- **Exercise details**
Write out each line exactly as given. Leave the pictures out of your copy.

- **Exercise material**
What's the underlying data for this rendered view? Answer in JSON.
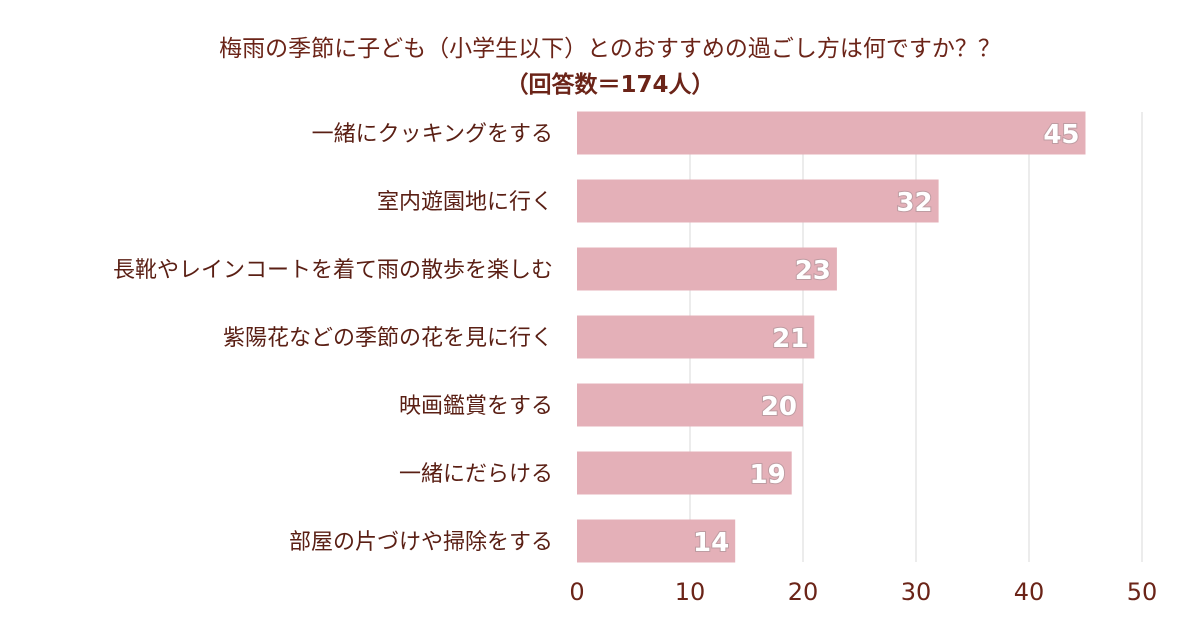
{
  "chart_data": {
    "type": "bar",
    "orientation": "horizontal",
    "title": "梅雨の季節に子ども（小学生以下）とのおすすめの過ごし方は何ですか？？",
    "subtitle": "（回答数＝174人）",
    "categories": [
      "一緒にクッキングをする",
      "室内遊園地に行く",
      "長靴やレインコートを着て雨の散歩を楽しむ",
      "紫陽花などの季節の花を見に行く",
      "映画鑑賞をする",
      "一緒にだらける",
      "部屋の片づけや掃除をする"
    ],
    "values": [
      45,
      32,
      23,
      21,
      20,
      19,
      14
    ],
    "data_labels": [
      "45",
      "32",
      "23",
      "21",
      "20",
      "19",
      "14"
    ],
    "xlim": [
      0,
      50
    ],
    "xticks": [
      0,
      10,
      20,
      30,
      40,
      50
    ],
    "xtick_labels": [
      "0",
      "10",
      "20",
      "30",
      "40",
      "50"
    ],
    "grid": true,
    "bar_color": "#e4b0b8",
    "title_color": "#6b2418",
    "text_color": "#5a1f14",
    "grid_color": "#e6e6e6"
  }
}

- **Response to this task**
What's the underlying data for this rendered view? Answer in JSON.
{
  "chart_data": {
    "type": "bar",
    "orientation": "horizontal",
    "title": "梅雨の季節に子ども（小学生以下）とのおすすめの過ごし方は何ですか？？",
    "subtitle": "（回答数＝174人）",
    "categories": [
      "一緒にクッキングをする",
      "室内遊園地に行く",
      "長靴やレインコートを着て雨の散歩を楽しむ",
      "紫陽花などの季節の花を見に行く",
      "映画鑑賞をする",
      "一緒にだらける",
      "部屋の片づけや掃除をする"
    ],
    "values": [
      45,
      32,
      23,
      21,
      20,
      19,
      14
    ],
    "data_labels": [
      "45",
      "32",
      "23",
      "21",
      "20",
      "19",
      "14"
    ],
    "xlim": [
      0,
      50
    ],
    "xticks": [
      0,
      10,
      20,
      30,
      40,
      50
    ],
    "xtick_labels": [
      "0",
      "10",
      "20",
      "30",
      "40",
      "50"
    ],
    "grid": true,
    "bar_color": "#e4b0b8",
    "title_color": "#6b2418",
    "text_color": "#5a1f14",
    "grid_color": "#e6e6e6"
  }
}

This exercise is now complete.